→ Supplied data:
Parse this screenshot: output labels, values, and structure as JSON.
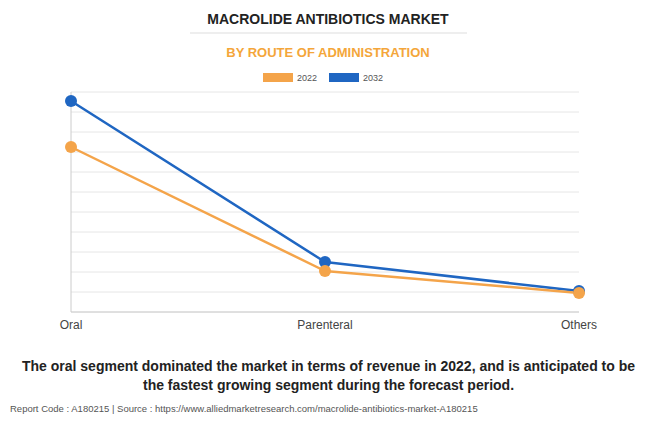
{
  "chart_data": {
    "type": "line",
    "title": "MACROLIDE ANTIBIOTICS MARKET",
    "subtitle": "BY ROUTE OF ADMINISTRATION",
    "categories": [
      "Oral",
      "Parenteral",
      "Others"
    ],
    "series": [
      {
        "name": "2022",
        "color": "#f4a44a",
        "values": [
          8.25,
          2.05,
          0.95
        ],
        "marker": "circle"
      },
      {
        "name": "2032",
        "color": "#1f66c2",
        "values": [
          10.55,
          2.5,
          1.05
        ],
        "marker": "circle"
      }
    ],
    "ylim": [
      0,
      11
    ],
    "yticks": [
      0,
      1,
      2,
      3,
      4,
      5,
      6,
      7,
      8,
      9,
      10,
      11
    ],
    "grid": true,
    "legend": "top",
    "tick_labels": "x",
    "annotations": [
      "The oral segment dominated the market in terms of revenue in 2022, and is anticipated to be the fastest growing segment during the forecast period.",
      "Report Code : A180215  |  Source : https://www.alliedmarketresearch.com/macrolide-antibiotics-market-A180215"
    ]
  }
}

→ Problem: Transcribe the entries above verbatim, omitting their pictures.

→ Task output:
Parse this screenshot: output labels, values, and structure as JSON.
{
  "chart_data": {
    "type": "line",
    "title": "MACROLIDE ANTIBIOTICS MARKET",
    "subtitle": "BY ROUTE OF ADMINISTRATION",
    "categories": [
      "Oral",
      "Parenteral",
      "Others"
    ],
    "series": [
      {
        "name": "2022",
        "color": "#f4a44a",
        "values": [
          8.25,
          2.05,
          0.95
        ],
        "marker": "circle"
      },
      {
        "name": "2032",
        "color": "#1f66c2",
        "values": [
          10.55,
          2.5,
          1.05
        ],
        "marker": "circle"
      }
    ],
    "ylim": [
      0,
      11
    ],
    "yticks": [
      0,
      1,
      2,
      3,
      4,
      5,
      6,
      7,
      8,
      9,
      10,
      11
    ],
    "grid": true,
    "legend": "top",
    "tick_labels": "x",
    "annotations": [
      "The oral segment dominated the market in terms of revenue in 2022, and is anticipated to be the fastest growing segment during the forecast period.",
      "Report Code : A180215  |  Source : https://www.alliedmarketresearch.com/macrolide-antibiotics-market-A180215"
    ]
  }
}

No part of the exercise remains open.